<<<<

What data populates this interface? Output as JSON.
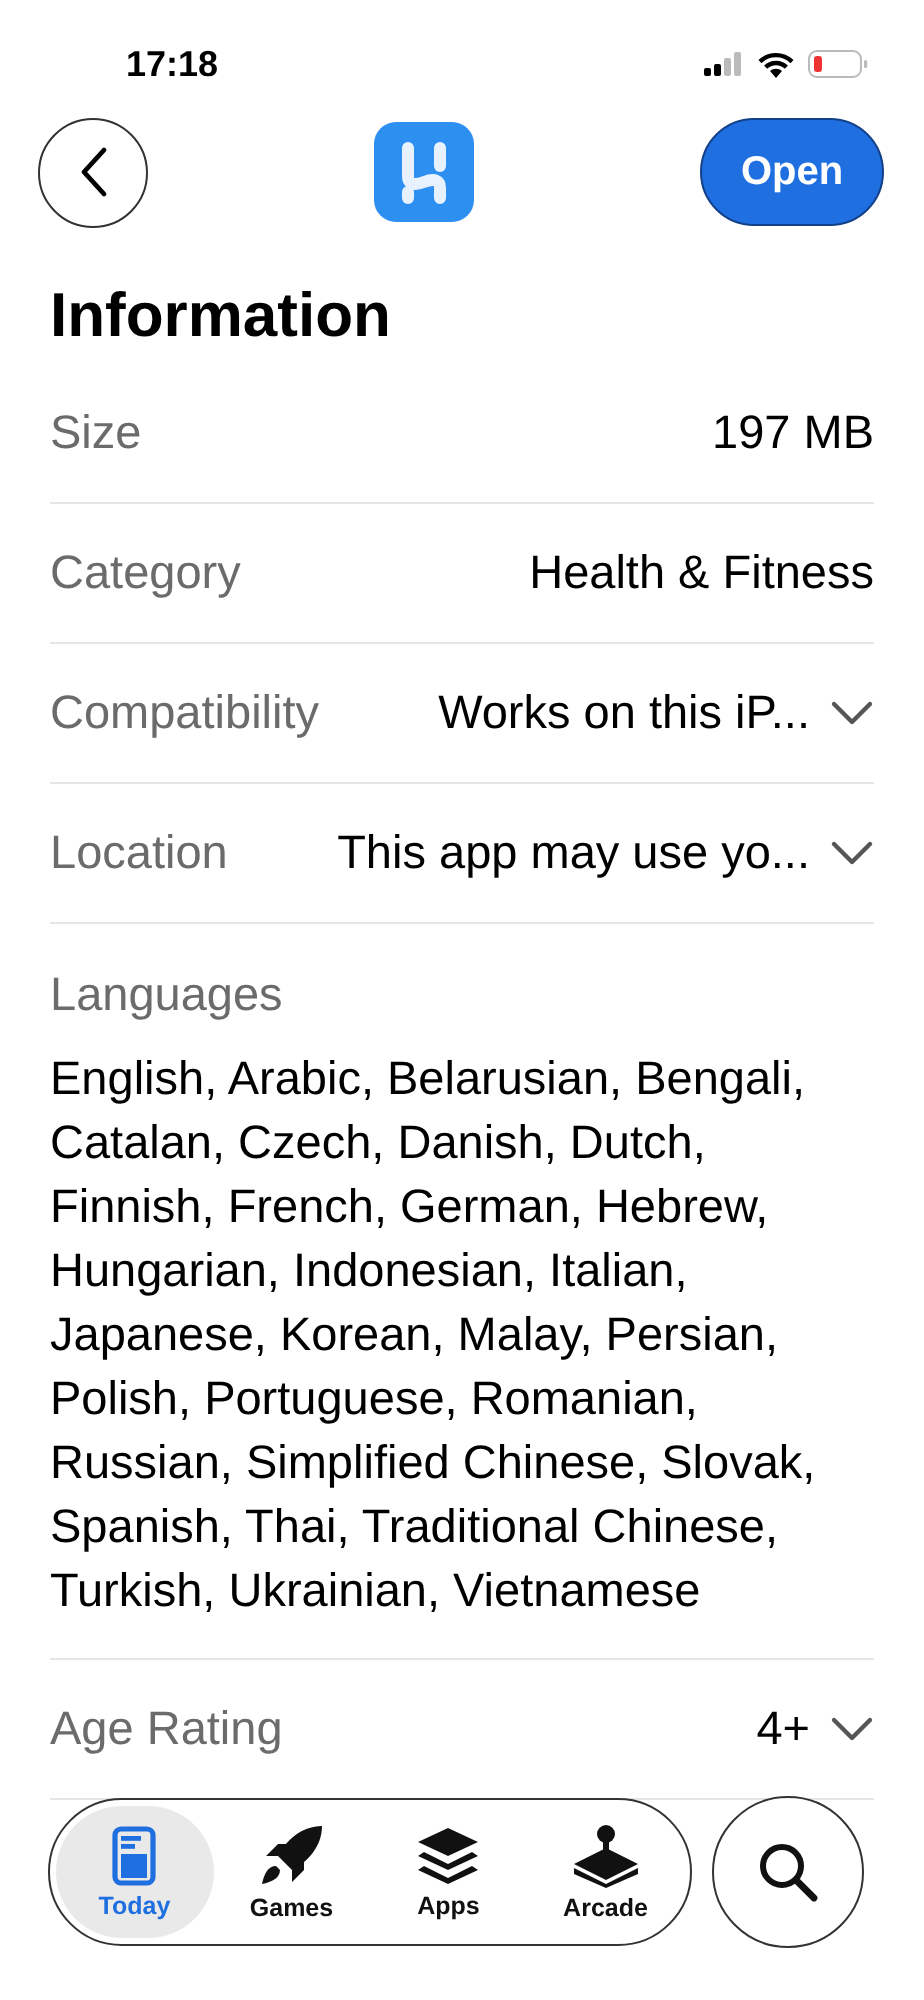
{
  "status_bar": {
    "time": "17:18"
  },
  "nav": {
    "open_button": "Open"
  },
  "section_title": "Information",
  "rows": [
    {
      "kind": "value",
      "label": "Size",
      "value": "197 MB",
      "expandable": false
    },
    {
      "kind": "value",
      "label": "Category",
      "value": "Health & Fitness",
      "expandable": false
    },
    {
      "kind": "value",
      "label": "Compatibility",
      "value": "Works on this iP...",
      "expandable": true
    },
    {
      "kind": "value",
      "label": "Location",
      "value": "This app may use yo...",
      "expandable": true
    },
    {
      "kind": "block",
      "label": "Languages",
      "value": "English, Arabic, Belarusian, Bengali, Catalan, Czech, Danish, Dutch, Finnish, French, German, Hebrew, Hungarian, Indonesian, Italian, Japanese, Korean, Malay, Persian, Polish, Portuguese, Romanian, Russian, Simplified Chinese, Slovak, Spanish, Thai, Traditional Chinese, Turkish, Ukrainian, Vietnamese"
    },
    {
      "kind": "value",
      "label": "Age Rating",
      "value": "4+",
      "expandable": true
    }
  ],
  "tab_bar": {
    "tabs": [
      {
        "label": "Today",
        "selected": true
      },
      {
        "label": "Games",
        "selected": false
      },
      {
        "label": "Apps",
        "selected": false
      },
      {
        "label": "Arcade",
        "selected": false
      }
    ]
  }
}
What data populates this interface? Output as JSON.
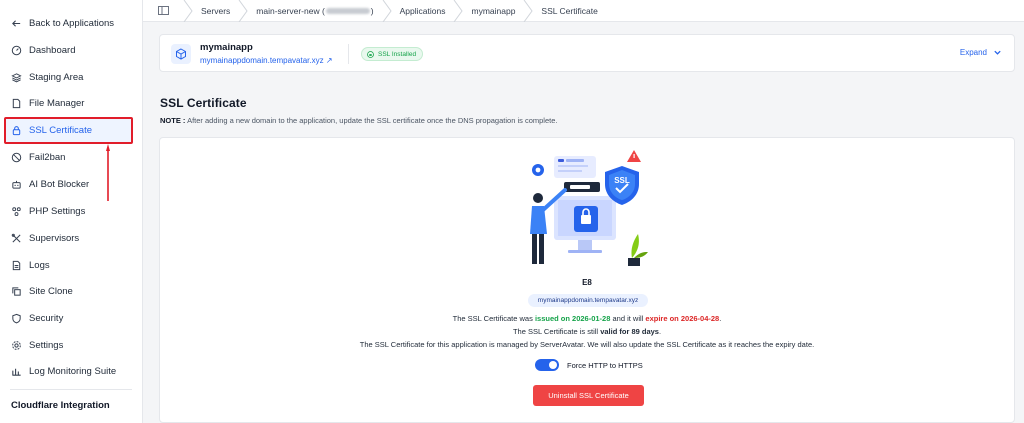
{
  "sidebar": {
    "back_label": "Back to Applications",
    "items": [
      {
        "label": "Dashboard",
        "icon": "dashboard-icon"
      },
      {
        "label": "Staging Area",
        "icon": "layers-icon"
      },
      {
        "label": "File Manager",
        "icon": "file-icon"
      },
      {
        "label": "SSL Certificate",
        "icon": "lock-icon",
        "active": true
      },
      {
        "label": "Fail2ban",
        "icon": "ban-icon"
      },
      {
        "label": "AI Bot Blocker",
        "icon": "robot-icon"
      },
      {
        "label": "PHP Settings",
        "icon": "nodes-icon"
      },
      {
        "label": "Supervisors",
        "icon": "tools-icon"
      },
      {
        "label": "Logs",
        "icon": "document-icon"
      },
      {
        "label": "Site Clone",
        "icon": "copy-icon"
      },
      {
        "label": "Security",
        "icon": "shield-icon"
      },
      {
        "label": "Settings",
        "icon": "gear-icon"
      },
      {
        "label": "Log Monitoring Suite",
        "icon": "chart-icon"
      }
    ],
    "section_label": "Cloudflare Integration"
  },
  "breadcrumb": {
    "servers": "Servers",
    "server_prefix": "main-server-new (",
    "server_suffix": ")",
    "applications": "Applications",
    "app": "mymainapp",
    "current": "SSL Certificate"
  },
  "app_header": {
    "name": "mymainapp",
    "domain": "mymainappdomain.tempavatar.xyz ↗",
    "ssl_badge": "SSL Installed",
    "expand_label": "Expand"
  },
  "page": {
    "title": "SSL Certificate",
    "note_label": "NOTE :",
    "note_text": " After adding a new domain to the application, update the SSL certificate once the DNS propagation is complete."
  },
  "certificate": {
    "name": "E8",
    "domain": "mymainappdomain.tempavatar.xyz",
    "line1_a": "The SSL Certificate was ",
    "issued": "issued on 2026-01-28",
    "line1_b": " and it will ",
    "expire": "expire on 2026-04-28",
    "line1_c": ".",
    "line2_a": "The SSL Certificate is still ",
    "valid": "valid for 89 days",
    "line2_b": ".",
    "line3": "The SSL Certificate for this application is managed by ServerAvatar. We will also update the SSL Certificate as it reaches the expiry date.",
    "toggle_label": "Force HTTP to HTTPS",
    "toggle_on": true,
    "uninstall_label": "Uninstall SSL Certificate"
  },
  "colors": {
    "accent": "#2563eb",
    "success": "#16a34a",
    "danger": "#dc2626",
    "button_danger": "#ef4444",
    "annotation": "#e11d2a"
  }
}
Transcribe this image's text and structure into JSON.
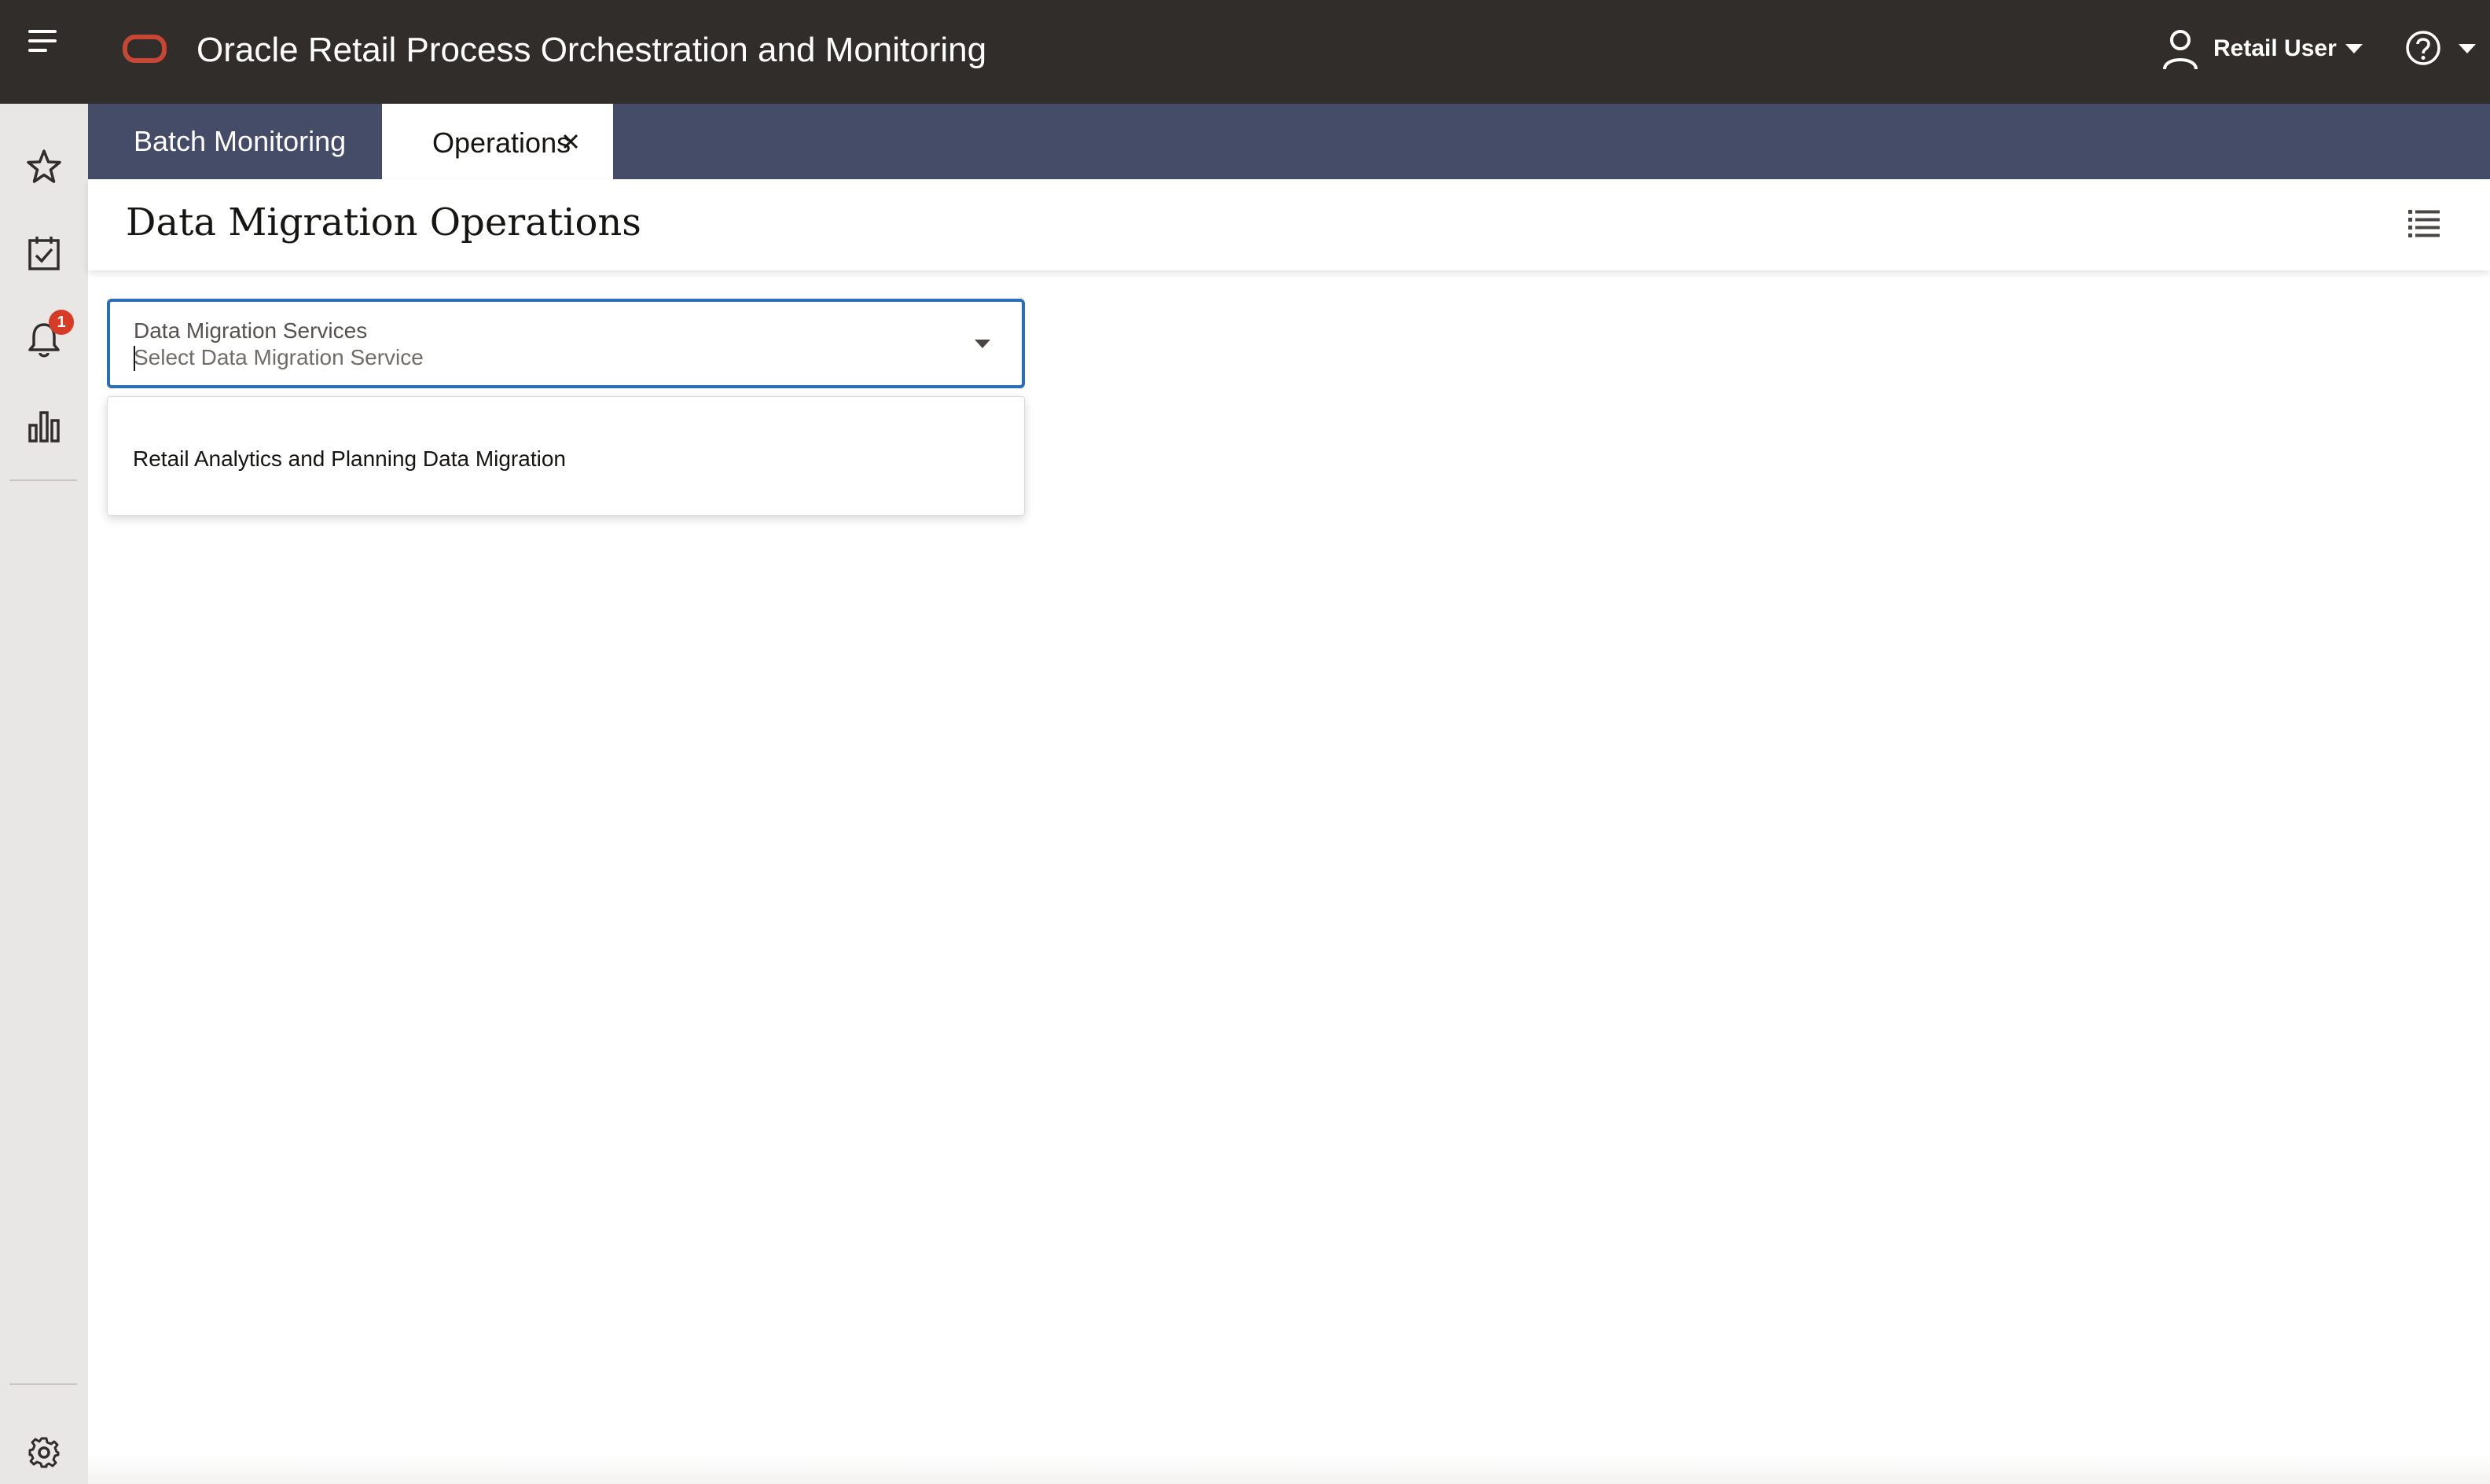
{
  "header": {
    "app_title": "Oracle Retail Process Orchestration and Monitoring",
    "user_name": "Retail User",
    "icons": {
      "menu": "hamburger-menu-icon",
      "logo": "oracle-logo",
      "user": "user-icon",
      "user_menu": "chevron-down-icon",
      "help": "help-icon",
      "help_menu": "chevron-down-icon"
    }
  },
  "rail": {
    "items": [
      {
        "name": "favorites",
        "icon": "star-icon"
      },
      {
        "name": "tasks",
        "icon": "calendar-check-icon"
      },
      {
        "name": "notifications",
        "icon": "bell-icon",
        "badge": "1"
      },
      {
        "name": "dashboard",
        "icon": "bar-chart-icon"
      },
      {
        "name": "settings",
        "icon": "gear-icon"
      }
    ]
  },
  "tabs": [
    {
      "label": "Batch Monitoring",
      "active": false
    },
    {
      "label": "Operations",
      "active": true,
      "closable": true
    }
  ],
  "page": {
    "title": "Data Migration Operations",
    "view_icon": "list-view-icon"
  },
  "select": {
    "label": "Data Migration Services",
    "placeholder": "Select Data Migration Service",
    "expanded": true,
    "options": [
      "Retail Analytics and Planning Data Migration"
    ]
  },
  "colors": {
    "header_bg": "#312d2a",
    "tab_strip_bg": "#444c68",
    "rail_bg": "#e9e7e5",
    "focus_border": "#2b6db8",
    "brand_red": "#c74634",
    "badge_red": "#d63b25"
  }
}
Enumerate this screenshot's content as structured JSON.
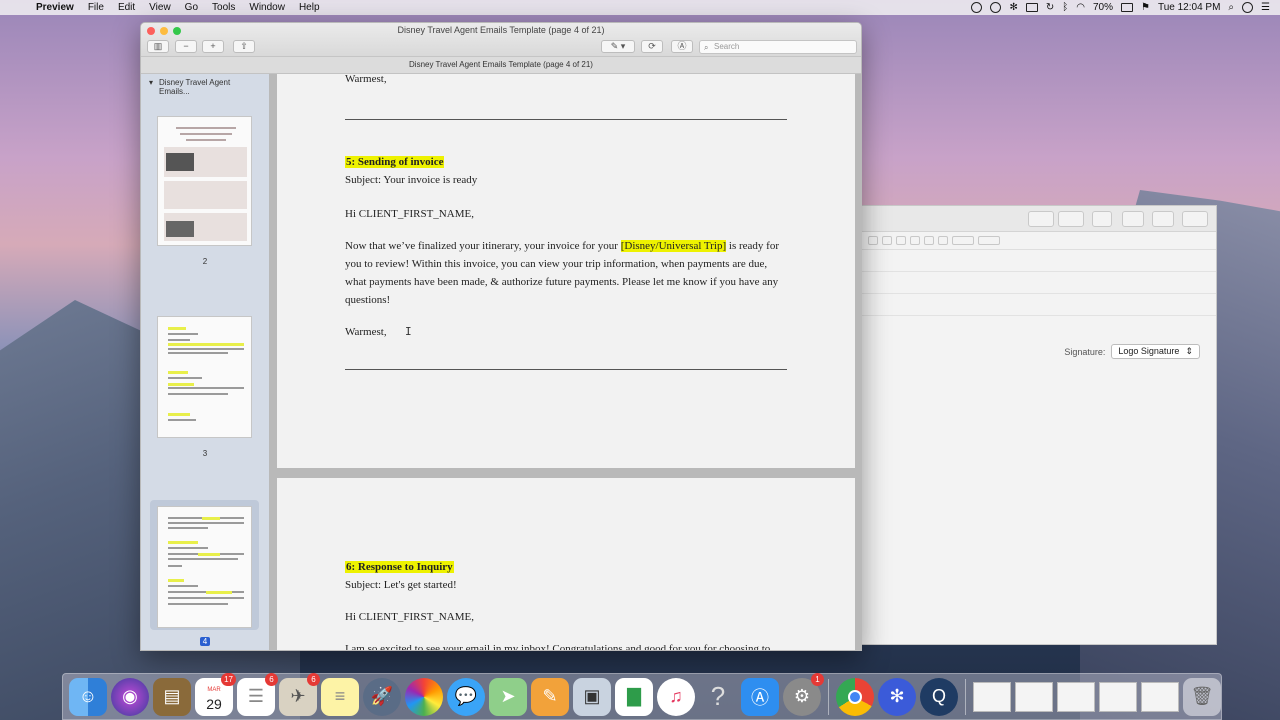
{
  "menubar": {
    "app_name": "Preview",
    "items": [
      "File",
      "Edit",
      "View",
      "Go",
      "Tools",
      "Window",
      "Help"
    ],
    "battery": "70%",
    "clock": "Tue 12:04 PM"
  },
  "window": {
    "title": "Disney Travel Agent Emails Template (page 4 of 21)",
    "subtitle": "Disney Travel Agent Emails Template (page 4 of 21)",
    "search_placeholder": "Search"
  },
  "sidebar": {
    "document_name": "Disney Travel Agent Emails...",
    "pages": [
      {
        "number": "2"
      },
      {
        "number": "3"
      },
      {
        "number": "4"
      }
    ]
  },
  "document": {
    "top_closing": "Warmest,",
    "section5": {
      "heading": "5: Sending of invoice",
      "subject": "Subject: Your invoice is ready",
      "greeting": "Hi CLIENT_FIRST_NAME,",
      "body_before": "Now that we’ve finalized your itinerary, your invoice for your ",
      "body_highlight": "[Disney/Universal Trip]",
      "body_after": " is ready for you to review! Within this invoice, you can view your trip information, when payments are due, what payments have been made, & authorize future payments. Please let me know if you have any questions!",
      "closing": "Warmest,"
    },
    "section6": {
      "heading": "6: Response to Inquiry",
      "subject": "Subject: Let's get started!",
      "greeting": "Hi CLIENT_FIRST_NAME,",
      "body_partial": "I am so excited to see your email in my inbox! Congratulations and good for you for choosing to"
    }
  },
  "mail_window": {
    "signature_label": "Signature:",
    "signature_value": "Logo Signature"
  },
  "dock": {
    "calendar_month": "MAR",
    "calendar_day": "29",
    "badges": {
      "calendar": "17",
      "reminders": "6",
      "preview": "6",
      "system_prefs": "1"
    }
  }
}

>>>>

» Problem description: Write down only how many lines in the listing contain the word "Template".

» Task response: 2